Material provided:
**********

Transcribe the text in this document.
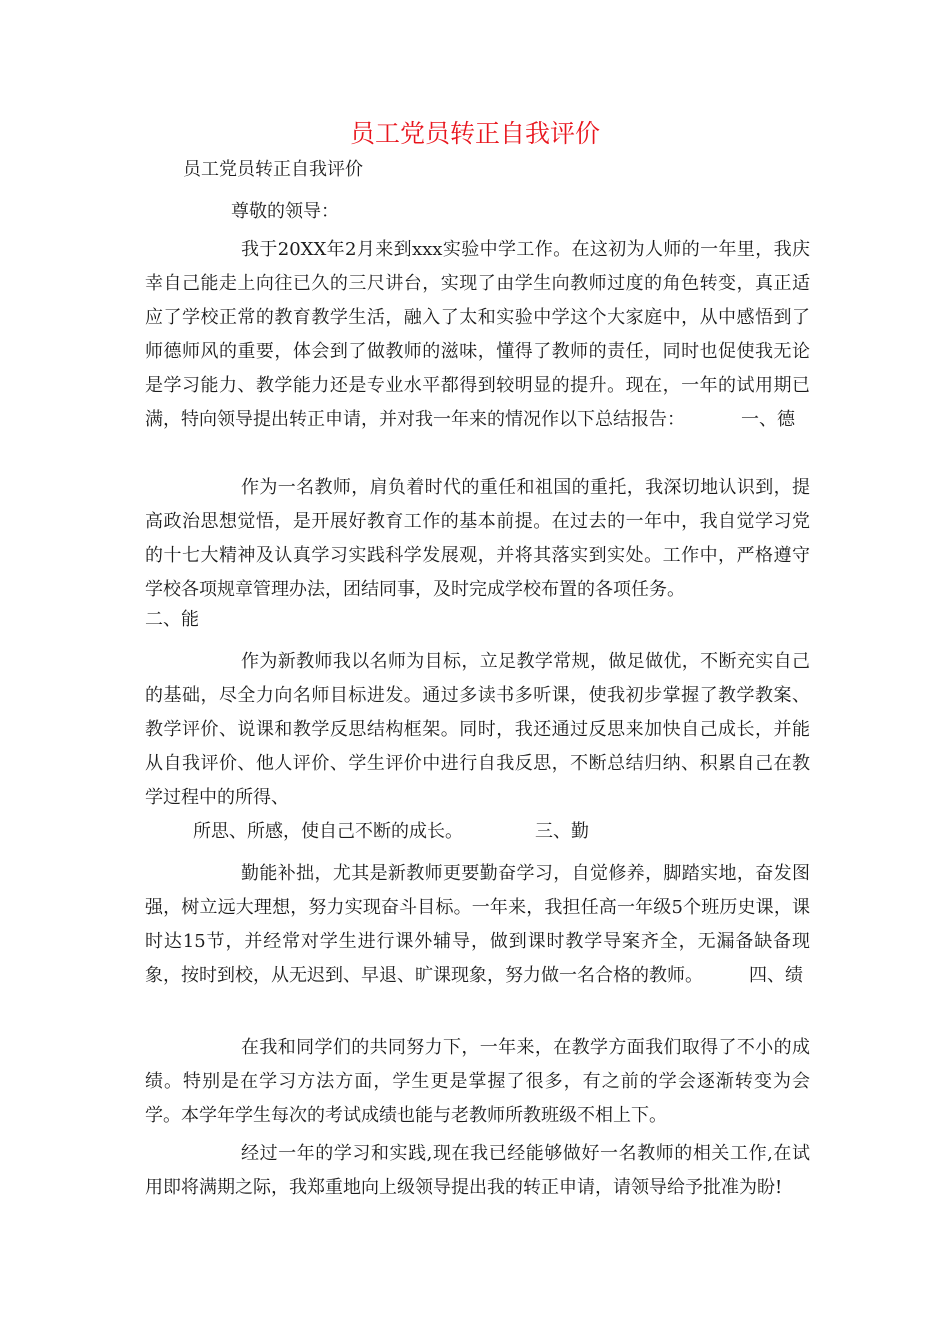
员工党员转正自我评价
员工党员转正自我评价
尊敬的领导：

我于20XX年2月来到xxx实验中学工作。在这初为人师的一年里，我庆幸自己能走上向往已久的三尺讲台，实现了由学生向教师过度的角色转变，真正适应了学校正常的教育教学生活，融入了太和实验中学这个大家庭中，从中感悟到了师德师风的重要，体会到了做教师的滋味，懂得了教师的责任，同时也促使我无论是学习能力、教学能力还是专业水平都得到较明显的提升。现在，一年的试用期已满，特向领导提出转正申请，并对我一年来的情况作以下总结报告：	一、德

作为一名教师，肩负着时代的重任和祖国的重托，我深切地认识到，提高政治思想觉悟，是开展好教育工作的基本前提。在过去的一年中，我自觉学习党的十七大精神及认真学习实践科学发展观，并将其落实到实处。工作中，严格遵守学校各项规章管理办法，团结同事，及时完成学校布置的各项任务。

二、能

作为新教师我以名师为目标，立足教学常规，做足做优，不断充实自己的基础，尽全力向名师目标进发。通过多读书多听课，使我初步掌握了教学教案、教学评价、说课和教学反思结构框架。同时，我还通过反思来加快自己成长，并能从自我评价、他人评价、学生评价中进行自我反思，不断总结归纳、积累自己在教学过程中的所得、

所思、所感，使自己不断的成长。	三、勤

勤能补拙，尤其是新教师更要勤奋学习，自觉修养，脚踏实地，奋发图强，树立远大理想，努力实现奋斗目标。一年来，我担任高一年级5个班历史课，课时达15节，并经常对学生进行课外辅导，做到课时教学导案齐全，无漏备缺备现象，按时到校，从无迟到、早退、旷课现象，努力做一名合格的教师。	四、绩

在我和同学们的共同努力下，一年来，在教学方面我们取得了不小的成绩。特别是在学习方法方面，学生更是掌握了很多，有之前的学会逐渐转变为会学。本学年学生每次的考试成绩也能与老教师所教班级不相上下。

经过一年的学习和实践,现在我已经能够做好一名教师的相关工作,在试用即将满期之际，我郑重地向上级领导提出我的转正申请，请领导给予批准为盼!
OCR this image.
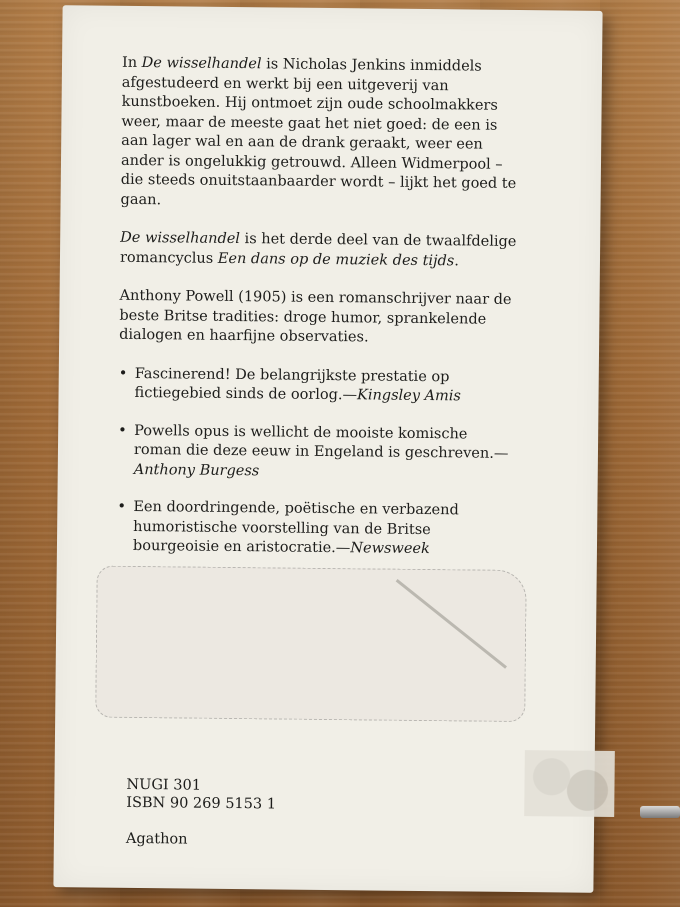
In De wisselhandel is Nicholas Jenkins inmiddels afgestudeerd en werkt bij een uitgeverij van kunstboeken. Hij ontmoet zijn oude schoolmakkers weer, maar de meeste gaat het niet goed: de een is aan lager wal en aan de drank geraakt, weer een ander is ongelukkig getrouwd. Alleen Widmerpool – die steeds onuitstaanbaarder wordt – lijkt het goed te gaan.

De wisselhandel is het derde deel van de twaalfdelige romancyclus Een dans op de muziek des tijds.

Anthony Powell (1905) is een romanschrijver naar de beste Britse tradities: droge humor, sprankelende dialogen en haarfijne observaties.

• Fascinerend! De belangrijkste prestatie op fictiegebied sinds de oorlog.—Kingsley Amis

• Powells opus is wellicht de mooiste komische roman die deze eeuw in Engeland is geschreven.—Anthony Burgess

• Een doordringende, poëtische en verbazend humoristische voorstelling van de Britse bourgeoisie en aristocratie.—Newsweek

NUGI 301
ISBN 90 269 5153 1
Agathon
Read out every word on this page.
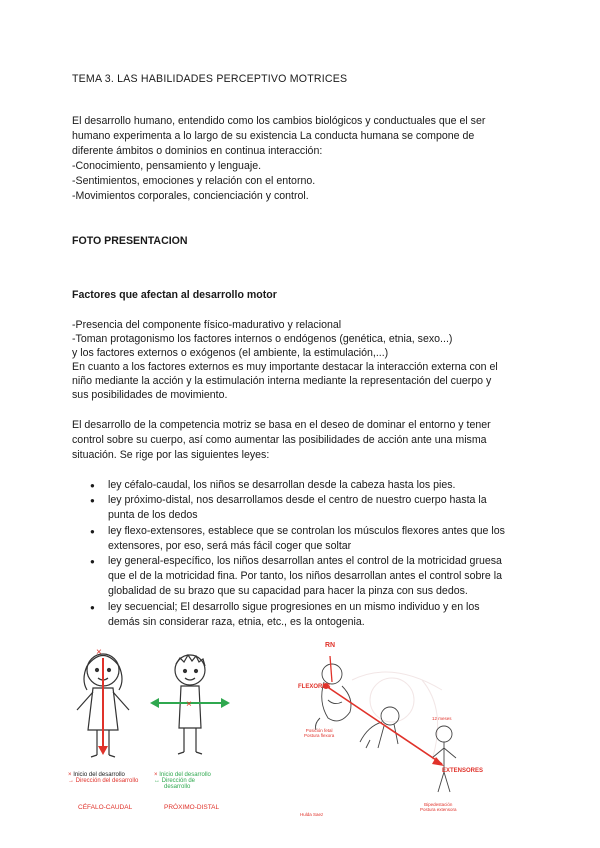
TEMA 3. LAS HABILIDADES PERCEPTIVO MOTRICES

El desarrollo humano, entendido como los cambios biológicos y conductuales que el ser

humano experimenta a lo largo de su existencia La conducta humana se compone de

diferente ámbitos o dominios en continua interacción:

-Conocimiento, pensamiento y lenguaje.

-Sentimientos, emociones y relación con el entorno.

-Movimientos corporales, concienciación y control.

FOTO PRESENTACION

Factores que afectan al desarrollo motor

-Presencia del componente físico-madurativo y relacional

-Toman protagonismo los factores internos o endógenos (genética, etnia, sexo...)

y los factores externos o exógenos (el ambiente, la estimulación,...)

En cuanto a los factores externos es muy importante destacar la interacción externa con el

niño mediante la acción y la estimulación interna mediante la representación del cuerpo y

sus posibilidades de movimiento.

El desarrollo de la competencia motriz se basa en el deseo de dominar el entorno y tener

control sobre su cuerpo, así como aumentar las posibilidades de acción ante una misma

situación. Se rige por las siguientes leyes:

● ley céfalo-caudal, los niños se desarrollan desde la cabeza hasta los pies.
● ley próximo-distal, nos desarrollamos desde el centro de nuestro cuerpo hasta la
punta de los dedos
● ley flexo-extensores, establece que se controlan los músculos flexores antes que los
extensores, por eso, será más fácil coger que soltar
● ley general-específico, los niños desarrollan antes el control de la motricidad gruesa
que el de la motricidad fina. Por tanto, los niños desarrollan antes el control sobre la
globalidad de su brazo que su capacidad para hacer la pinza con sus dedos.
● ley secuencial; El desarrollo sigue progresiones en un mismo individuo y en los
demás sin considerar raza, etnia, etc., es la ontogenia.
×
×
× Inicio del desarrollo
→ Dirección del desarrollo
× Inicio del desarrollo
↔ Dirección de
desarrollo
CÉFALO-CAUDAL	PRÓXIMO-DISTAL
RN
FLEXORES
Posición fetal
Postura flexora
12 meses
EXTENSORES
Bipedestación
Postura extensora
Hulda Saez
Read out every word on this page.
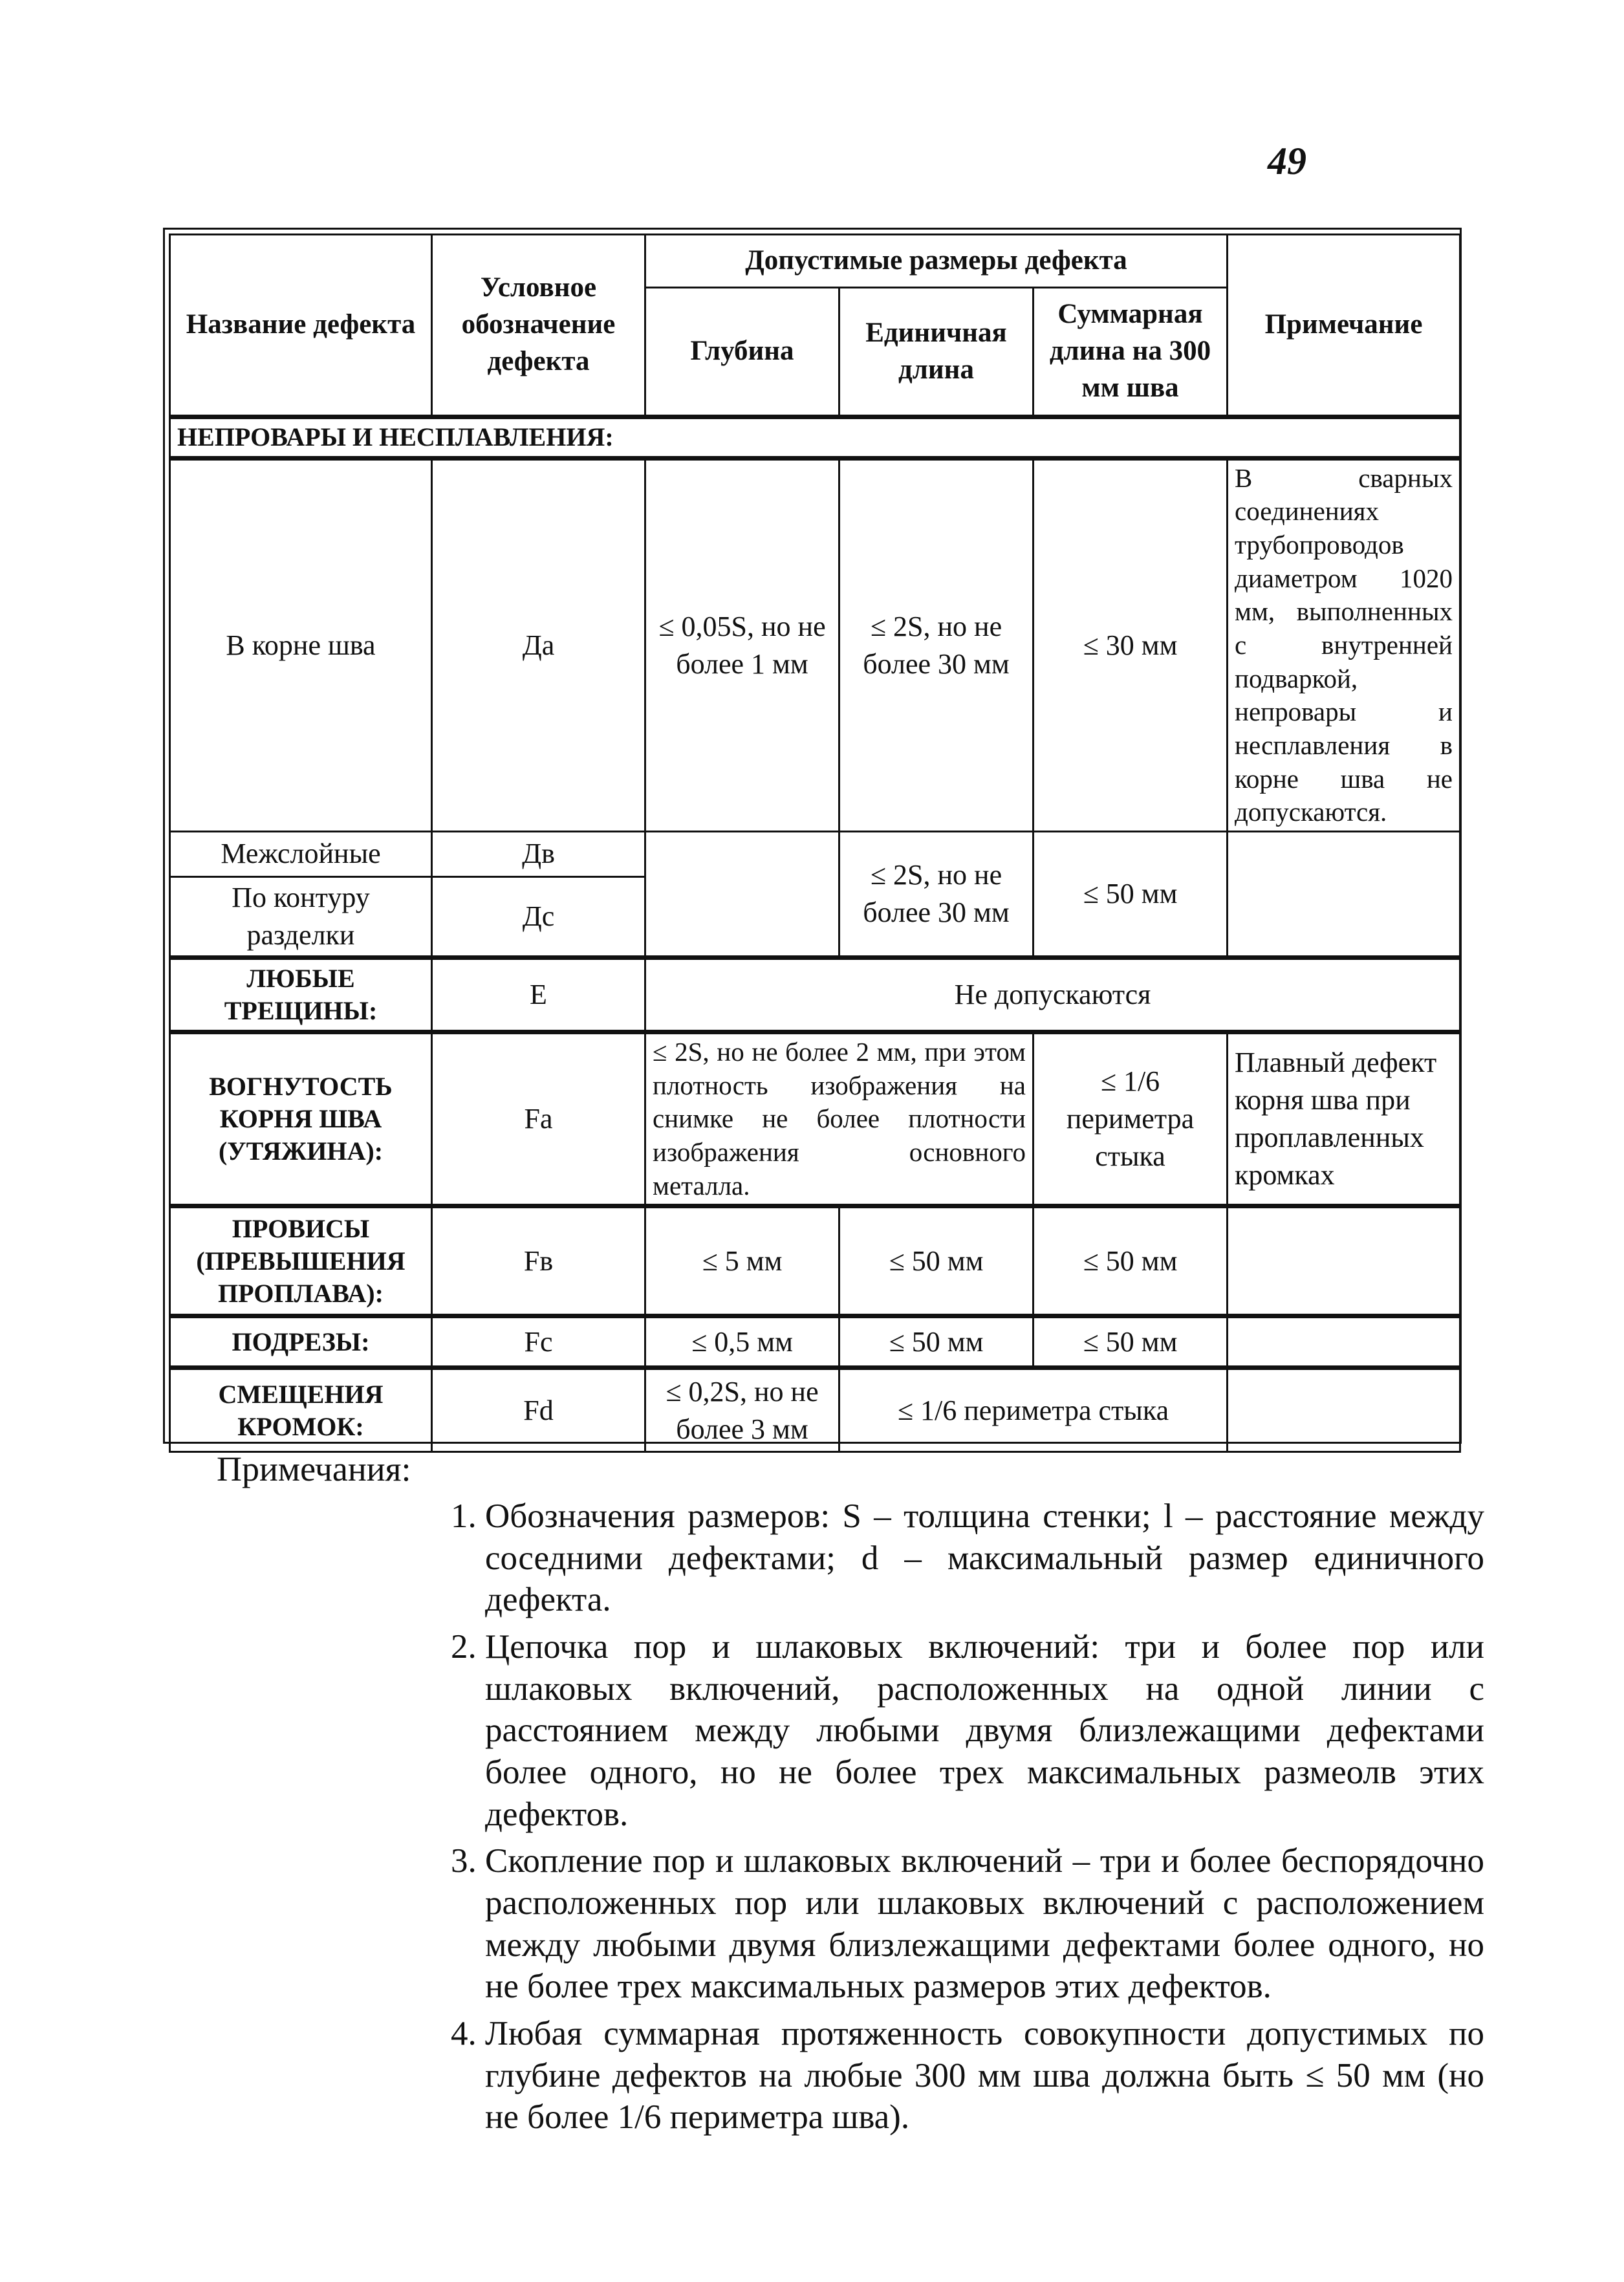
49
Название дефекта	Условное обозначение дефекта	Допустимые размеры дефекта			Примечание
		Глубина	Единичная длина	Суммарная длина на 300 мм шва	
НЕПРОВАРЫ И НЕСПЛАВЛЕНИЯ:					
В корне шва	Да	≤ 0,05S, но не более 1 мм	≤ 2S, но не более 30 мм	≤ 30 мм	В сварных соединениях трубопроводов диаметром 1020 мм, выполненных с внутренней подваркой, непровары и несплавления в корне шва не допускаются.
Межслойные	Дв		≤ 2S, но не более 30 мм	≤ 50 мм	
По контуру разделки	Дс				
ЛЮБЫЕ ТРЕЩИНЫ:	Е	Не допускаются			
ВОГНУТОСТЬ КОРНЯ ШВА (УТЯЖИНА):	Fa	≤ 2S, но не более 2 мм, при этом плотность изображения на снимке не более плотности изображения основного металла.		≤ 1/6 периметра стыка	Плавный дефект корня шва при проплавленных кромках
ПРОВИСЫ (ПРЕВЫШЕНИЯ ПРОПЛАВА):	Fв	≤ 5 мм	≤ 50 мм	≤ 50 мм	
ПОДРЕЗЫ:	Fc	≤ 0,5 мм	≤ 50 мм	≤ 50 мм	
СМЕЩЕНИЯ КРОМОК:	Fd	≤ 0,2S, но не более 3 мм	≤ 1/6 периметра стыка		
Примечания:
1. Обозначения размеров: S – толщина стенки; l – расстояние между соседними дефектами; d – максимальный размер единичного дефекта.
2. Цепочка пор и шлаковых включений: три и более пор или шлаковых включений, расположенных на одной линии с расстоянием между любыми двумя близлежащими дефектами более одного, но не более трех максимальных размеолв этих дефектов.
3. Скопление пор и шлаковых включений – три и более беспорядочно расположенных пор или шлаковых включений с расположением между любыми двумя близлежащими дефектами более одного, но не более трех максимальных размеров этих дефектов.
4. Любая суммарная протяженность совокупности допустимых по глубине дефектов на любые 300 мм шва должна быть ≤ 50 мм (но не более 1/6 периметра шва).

**********

Task to complete: Identify all lines in the records above with the word "desarrollan".

Full solution:
● ley céfalo-caudal, los niños se desarrollan desde la cabeza hasta los pies.
● ley general-específico, los niños desarrollan antes el control de la motricidad gruesa
que el de la motricidad fina. Por tanto, los niños desarrollan antes el control sobre la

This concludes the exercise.